(Raw records)
----------
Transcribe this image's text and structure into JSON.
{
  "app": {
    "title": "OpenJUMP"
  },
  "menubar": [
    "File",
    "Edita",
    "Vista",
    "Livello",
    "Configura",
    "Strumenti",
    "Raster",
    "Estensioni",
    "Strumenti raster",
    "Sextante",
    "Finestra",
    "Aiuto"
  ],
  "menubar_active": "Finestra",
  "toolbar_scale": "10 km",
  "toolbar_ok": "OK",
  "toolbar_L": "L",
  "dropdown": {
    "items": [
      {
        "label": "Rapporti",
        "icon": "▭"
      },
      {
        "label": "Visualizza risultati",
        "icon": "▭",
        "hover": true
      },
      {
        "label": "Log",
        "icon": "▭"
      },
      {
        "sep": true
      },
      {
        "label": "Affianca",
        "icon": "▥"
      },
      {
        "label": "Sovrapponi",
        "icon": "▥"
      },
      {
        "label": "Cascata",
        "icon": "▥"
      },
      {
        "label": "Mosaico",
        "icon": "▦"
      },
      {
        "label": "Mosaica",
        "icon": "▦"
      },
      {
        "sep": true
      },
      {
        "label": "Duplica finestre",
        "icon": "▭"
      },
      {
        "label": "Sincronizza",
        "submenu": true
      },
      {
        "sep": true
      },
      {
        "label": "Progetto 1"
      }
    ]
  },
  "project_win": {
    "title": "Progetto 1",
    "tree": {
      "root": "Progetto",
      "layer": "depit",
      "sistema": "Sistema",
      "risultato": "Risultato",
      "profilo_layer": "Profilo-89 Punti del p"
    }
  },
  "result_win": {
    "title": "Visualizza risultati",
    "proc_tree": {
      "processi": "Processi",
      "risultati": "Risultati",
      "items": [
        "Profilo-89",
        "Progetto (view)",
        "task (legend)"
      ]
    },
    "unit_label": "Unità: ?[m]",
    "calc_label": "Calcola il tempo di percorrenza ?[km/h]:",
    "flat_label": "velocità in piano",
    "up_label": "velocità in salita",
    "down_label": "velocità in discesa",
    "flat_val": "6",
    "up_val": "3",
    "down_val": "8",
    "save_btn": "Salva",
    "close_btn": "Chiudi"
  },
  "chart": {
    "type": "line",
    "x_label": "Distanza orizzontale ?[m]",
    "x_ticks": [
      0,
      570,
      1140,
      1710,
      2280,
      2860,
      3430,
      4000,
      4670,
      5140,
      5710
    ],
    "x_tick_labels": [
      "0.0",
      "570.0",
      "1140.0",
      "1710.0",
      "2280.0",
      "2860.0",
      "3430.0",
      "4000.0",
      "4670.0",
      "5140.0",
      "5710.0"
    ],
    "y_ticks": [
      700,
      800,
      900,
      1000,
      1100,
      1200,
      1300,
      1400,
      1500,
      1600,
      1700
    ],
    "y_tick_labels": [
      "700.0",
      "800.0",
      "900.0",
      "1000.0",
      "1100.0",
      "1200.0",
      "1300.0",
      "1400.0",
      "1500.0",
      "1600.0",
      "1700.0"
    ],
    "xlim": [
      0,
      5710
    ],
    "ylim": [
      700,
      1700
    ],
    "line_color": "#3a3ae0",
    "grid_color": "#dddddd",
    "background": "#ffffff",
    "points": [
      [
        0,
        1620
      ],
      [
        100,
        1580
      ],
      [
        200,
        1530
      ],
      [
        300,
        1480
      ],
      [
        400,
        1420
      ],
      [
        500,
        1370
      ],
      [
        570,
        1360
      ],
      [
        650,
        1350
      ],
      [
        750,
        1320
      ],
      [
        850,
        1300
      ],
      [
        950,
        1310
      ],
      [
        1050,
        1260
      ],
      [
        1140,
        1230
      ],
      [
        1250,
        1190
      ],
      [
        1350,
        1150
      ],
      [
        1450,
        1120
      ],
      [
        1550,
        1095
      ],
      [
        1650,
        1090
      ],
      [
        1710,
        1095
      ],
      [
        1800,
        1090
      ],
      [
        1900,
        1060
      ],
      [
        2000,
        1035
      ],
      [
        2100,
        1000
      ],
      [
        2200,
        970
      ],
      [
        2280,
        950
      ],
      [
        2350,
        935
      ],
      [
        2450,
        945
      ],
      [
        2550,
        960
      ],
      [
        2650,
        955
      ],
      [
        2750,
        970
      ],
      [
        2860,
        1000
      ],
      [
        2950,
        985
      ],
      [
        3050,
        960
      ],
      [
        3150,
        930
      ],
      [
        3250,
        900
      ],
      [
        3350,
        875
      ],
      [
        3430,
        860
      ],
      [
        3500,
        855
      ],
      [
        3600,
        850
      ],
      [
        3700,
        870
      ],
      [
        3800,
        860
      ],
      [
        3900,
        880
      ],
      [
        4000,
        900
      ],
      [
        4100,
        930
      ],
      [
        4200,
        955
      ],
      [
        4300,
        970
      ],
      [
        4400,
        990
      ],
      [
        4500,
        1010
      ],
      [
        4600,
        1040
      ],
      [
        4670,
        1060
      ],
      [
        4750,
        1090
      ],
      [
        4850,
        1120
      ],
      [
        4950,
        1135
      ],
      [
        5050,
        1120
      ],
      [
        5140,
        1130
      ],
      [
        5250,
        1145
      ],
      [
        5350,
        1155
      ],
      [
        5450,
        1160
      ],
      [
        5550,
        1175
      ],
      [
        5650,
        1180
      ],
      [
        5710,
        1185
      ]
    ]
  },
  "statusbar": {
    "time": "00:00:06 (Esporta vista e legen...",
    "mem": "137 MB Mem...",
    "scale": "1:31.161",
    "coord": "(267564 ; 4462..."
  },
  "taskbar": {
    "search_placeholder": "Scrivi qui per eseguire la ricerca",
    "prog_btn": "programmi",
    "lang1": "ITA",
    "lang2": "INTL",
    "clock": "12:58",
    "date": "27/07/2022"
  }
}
----------
→ Directions: Reproduce the entries above exactly.

→ Problem solution:
Transcribe this image's text and structure into JSON.
{
  "app": {
    "title": "OpenJUMP"
  },
  "menubar": [
    "File",
    "Edita",
    "Vista",
    "Livello",
    "Configura",
    "Strumenti",
    "Raster",
    "Estensioni",
    "Strumenti raster",
    "Sextante",
    "Finestra",
    "Aiuto"
  ],
  "menubar_active": "Finestra",
  "toolbar_scale": "10 km",
  "toolbar_ok": "OK",
  "toolbar_L": "L",
  "dropdown": {
    "items": [
      {
        "label": "Rapporti",
        "icon": "▭"
      },
      {
        "label": "Visualizza risultati",
        "icon": "▭",
        "hover": true
      },
      {
        "label": "Log",
        "icon": "▭"
      },
      {
        "sep": true
      },
      {
        "label": "Affianca",
        "icon": "▥"
      },
      {
        "label": "Sovrapponi",
        "icon": "▥"
      },
      {
        "label": "Cascata",
        "icon": "▥"
      },
      {
        "label": "Mosaico",
        "icon": "▦"
      },
      {
        "label": "Mosaica",
        "icon": "▦"
      },
      {
        "sep": true
      },
      {
        "label": "Duplica finestre",
        "icon": "▭"
      },
      {
        "label": "Sincronizza",
        "submenu": true
      },
      {
        "sep": true
      },
      {
        "label": "Progetto 1"
      }
    ]
  },
  "project_win": {
    "title": "Progetto 1",
    "tree": {
      "root": "Progetto",
      "layer": "depit",
      "sistema": "Sistema",
      "risultato": "Risultato",
      "profilo_layer": "Profilo-89 Punti del p"
    }
  },
  "result_win": {
    "title": "Visualizza risultati",
    "proc_tree": {
      "processi": "Processi",
      "risultati": "Risultati",
      "items": [
        "Profilo-89",
        "Progetto (view)",
        "task (legend)"
      ]
    },
    "unit_label": "Unità: ?[m]",
    "calc_label": "Calcola il tempo di percorrenza ?[km/h]:",
    "flat_label": "velocità in piano",
    "up_label": "velocità in salita",
    "down_label": "velocità in discesa",
    "flat_val": "6",
    "up_val": "3",
    "down_val": "8",
    "save_btn": "Salva",
    "close_btn": "Chiudi"
  },
  "chart": {
    "type": "line",
    "x_label": "Distanza orizzontale ?[m]",
    "x_ticks": [
      0,
      570,
      1140,
      1710,
      2280,
      2860,
      3430,
      4000,
      4670,
      5140,
      5710
    ],
    "x_tick_labels": [
      "0.0",
      "570.0",
      "1140.0",
      "1710.0",
      "2280.0",
      "2860.0",
      "3430.0",
      "4000.0",
      "4670.0",
      "5140.0",
      "5710.0"
    ],
    "y_ticks": [
      700,
      800,
      900,
      1000,
      1100,
      1200,
      1300,
      1400,
      1500,
      1600,
      1700
    ],
    "y_tick_labels": [
      "700.0",
      "800.0",
      "900.0",
      "1000.0",
      "1100.0",
      "1200.0",
      "1300.0",
      "1400.0",
      "1500.0",
      "1600.0",
      "1700.0"
    ],
    "xlim": [
      0,
      5710
    ],
    "ylim": [
      700,
      1700
    ],
    "line_color": "#3a3ae0",
    "grid_color": "#dddddd",
    "background": "#ffffff",
    "points": [
      [
        0,
        1620
      ],
      [
        100,
        1580
      ],
      [
        200,
        1530
      ],
      [
        300,
        1480
      ],
      [
        400,
        1420
      ],
      [
        500,
        1370
      ],
      [
        570,
        1360
      ],
      [
        650,
        1350
      ],
      [
        750,
        1320
      ],
      [
        850,
        1300
      ],
      [
        950,
        1310
      ],
      [
        1050,
        1260
      ],
      [
        1140,
        1230
      ],
      [
        1250,
        1190
      ],
      [
        1350,
        1150
      ],
      [
        1450,
        1120
      ],
      [
        1550,
        1095
      ],
      [
        1650,
        1090
      ],
      [
        1710,
        1095
      ],
      [
        1800,
        1090
      ],
      [
        1900,
        1060
      ],
      [
        2000,
        1035
      ],
      [
        2100,
        1000
      ],
      [
        2200,
        970
      ],
      [
        2280,
        950
      ],
      [
        2350,
        935
      ],
      [
        2450,
        945
      ],
      [
        2550,
        960
      ],
      [
        2650,
        955
      ],
      [
        2750,
        970
      ],
      [
        2860,
        1000
      ],
      [
        2950,
        985
      ],
      [
        3050,
        960
      ],
      [
        3150,
        930
      ],
      [
        3250,
        900
      ],
      [
        3350,
        875
      ],
      [
        3430,
        860
      ],
      [
        3500,
        855
      ],
      [
        3600,
        850
      ],
      [
        3700,
        870
      ],
      [
        3800,
        860
      ],
      [
        3900,
        880
      ],
      [
        4000,
        900
      ],
      [
        4100,
        930
      ],
      [
        4200,
        955
      ],
      [
        4300,
        970
      ],
      [
        4400,
        990
      ],
      [
        4500,
        1010
      ],
      [
        4600,
        1040
      ],
      [
        4670,
        1060
      ],
      [
        4750,
        1090
      ],
      [
        4850,
        1120
      ],
      [
        4950,
        1135
      ],
      [
        5050,
        1120
      ],
      [
        5140,
        1130
      ],
      [
        5250,
        1145
      ],
      [
        5350,
        1155
      ],
      [
        5450,
        1160
      ],
      [
        5550,
        1175
      ],
      [
        5650,
        1180
      ],
      [
        5710,
        1185
      ]
    ]
  },
  "statusbar": {
    "time": "00:00:06 (Esporta vista e legen...",
    "mem": "137 MB Mem...",
    "scale": "1:31.161",
    "coord": "(267564 ; 4462..."
  },
  "taskbar": {
    "search_placeholder": "Scrivi qui per eseguire la ricerca",
    "prog_btn": "programmi",
    "lang1": "ITA",
    "lang2": "INTL",
    "clock": "12:58",
    "date": "27/07/2022"
  }
}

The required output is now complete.